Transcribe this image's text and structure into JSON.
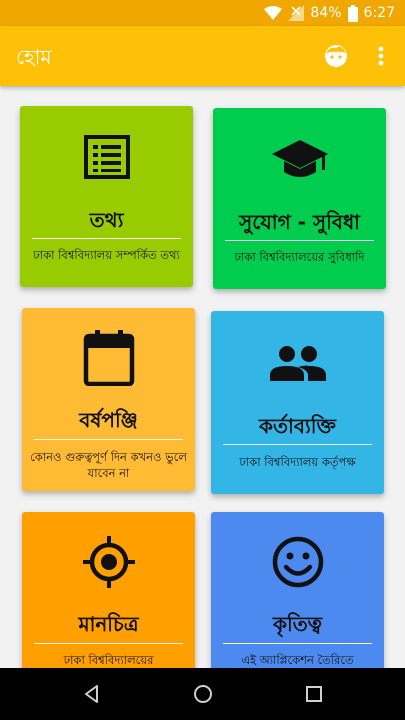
{
  "status_bar": {
    "battery": "84%",
    "time": "6:27"
  },
  "app_bar": {
    "title": "হোম",
    "profile_icon": "face-icon",
    "menu_icon": "more-vert-icon"
  },
  "cards": [
    {
      "title": "তথ্য",
      "description": "ঢাকা বিশ্ববিদ্যালয় সম্পর্কিত তথ্য",
      "icon": "list-icon",
      "color": "#99cc00"
    },
    {
      "title": "সুযোগ - সুবিধা",
      "description": "ঢাকা বিশ্ববিদ্যালয়ের সুবিধাদি",
      "icon": "graduation-cap-icon",
      "color": "#00cc4e"
    },
    {
      "title": "বর্ষপঞ্জি",
      "description": "কোনও গুরুত্বপূর্ণ দিন কখনও ভুলে যাবেন না",
      "icon": "calendar-icon",
      "color": "#ffbb33"
    },
    {
      "title": "কর্তাব্যক্তি",
      "description": "ঢাকা বিশ্ববিদ্যালয় কর্তৃপক্ষ",
      "icon": "people-icon",
      "color": "#33b5e5"
    },
    {
      "title": "মানচিত্র",
      "description": "ঢাকা বিশ্ববিদ্যালয়ের",
      "icon": "location-target-icon",
      "color": "#ffa000"
    },
    {
      "title": "কৃতিত্ব",
      "description": "এই অ্যাপ্লিকেশন তৈরিতে",
      "icon": "smiley-icon",
      "color": "#4d8af0"
    }
  ],
  "nav_bar": {
    "back_icon": "back-triangle-icon",
    "home_icon": "home-circle-icon",
    "recents_icon": "recents-square-icon"
  }
}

********************

AIM OF THE EXERCISE: Find the string "description" in the listing and return every line that holds it.

ANSWER TO THIS EXERCISE:
      "description": "ঢাকা বিশ্ববিদ্যালয় সম্পর্কিত তথ্য",
      "description": "ঢাকা বিশ্ববিদ্যালয়ের সুবিধাদি",
      "description": "কোনও গুরুত্বপূর্ণ দিন কখনও ভুলে যাবেন না",
      "description": "ঢাকা বিশ্ববিদ্যালয় কর্তৃপক্ষ",
      "description": "ঢাকা বিশ্ববিদ্যালয়ের",
      "description": "এই অ্যাপ্লিকেশন তৈরিতে",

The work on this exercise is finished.